PROBLEM SET:
1. Decide whether each statement below agrees with the PR review guidelines: (a) reviewers must complete the initial review of a pull request by the end of the second business day from submission; (b) PR reviews are currently fully automated; (c) a reviewer who cannot meet the review deadline should notify their manager after reassigning the PR. Answer yes or no for each, quoting the deciding words of the guidelines.
2. Using the reasons given in the PR review guidelines, explain in one to three sentences why reviewers must finish the initial review within two business days.

PROVIDED PASSAGE:
*** Block opens ***

This document outlines the standard process of PR review. The aim is to move to a fully automated PR review process thanks to the tooling that is being explored as part of the Immediate Value Workstream within the Kickstart Automation to Unlock Fused priority endeavor. For now, we still rely on manual reviews.
This article presents a requirement for our freelancers. Failure to follow the process might represent a breach of the Freelancer Services Agreement.
Review Timelines
Reviewers must complete the initial review of pull requests by the end of the second business day from submission. This timeline is critical to maintaining project momentum and respecting Quality Engineers' work. If you are unable to meet this deadline due to your workload or other commitments, immediately reassign the PR to another available reviewer and notify your manager about the reassignment. The 2-day review window applies to all standard PRs, with no exceptions unless formally approved by team leadership. Prompt reviews keep projects moving forward and directly impact team productivity and delivery schedules.
Setup
Open the test case: Your target will be to verify the test script against the corresponding test case on http://app.testlio.com.
Open coding guidelines: Language specific guide will serve you as a checklist https://testlions.atlassian.net/wiki/spaces/SER/pages/5008392229/Automation+Coding+Guidelines.
Set up your IDE: Use an IDE with IntelliSense and plugins like ESLint/TSLint or Prettier.

*** Block closes ***

Document layout detection data:
*** Block opens ***

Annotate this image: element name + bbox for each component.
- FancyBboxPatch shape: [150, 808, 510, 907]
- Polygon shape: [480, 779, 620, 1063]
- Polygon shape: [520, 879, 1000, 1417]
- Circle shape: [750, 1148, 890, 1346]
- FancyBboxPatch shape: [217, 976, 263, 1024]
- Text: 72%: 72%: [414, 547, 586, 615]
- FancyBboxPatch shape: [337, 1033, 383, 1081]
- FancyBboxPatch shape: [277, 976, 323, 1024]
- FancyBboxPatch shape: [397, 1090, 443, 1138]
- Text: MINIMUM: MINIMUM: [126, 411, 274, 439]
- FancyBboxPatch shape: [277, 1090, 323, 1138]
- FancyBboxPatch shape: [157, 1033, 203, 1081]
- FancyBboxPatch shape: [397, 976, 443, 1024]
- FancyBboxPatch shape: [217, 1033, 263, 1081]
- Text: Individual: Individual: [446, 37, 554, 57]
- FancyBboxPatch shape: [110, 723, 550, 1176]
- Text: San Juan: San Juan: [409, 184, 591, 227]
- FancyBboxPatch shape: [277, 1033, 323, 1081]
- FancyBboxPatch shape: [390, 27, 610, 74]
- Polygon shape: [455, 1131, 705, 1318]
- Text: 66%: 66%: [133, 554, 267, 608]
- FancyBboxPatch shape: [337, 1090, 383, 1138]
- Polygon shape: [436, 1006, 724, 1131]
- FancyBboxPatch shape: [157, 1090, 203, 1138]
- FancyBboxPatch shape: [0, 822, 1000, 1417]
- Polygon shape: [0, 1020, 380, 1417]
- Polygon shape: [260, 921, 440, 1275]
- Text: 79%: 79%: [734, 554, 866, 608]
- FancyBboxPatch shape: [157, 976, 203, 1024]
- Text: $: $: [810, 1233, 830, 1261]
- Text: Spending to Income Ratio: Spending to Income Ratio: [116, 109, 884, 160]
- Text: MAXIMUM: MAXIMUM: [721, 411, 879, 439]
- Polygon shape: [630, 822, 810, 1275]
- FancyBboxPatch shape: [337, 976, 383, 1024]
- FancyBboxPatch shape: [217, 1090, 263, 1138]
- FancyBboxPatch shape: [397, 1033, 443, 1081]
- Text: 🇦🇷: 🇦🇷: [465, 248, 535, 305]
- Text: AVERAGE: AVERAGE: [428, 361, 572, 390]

*** Block closes ***

RESPONSES TO THE TASKS:
1.
(a) Yes: "Reviewers must complete the initial review of pull requests by the end of the second business day from submission."
(b) No: "For now, we still rely on manual reviews."
(c) Yes: "immediately reassign the PR to another available reviewer and notify your manager about the reassignment."

2. The two-day timeline is critical to maintaining project momentum and respecting Quality Engineers' work. Prompt reviews keep projects moving forward and directly affect team productivity and delivery schedules.